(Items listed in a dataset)
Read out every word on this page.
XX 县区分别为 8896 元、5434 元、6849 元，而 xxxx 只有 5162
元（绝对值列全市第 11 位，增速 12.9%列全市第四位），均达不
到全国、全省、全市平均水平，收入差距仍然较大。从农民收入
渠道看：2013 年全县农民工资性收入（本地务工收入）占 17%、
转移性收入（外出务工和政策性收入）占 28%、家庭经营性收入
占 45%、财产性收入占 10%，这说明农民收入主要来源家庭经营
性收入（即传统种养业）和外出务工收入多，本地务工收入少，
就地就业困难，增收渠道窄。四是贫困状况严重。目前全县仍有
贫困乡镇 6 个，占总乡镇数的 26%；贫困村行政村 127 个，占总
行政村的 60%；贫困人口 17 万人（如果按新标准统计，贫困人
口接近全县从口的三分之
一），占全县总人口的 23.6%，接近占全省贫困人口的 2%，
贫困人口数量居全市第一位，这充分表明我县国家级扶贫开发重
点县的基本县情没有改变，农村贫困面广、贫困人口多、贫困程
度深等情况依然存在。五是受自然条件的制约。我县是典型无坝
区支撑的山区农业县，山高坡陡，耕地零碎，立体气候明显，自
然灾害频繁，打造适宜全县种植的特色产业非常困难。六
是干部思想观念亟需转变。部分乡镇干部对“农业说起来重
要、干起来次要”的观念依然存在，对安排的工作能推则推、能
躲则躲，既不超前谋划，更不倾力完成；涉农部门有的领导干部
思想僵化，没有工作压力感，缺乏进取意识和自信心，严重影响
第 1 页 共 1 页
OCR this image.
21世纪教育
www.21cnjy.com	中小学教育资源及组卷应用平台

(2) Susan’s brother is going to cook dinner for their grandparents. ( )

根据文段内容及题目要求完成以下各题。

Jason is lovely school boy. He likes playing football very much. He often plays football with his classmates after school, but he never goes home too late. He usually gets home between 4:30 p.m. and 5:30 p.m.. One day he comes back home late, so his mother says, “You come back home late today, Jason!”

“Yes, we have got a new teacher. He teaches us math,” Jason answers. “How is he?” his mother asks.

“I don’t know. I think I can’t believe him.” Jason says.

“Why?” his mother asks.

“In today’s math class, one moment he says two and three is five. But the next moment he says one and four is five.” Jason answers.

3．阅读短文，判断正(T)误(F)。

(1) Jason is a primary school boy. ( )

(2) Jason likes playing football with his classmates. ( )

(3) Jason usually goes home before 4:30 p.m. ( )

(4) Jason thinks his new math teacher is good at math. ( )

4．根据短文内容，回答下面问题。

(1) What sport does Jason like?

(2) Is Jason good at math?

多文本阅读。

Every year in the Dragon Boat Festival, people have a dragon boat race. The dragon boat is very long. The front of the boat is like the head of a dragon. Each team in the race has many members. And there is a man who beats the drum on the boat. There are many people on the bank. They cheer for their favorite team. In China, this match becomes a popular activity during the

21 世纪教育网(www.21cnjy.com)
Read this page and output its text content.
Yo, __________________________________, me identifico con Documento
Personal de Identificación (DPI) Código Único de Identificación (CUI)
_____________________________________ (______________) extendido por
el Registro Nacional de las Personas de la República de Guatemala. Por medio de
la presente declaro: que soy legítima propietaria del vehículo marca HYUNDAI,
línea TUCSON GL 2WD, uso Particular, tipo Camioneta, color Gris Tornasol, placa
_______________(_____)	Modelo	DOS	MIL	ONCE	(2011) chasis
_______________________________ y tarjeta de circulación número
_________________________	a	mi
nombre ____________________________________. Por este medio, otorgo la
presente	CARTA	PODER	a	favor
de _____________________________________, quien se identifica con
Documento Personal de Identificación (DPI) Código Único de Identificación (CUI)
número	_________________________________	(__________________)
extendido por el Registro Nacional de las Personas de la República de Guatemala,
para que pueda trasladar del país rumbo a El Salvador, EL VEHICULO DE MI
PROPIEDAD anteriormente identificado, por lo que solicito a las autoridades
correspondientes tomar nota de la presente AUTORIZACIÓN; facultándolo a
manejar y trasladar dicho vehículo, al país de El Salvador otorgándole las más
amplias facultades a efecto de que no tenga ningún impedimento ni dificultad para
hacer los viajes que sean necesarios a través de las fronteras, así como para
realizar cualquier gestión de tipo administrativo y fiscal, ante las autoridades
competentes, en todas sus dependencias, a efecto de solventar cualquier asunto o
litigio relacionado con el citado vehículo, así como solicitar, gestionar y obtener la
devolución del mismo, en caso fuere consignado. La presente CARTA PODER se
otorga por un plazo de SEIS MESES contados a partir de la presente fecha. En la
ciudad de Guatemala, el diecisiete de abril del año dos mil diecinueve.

**THE EXERCISE:**
Locate all lines in the listing above with the word "efecto" and copy them.

**THE OUTPUT:**
amplias facultades a efecto de que no tenga ningún impedimento ni dificultad para
competentes, en todas sus dependencias, a efecto de solventar cualquier asunto o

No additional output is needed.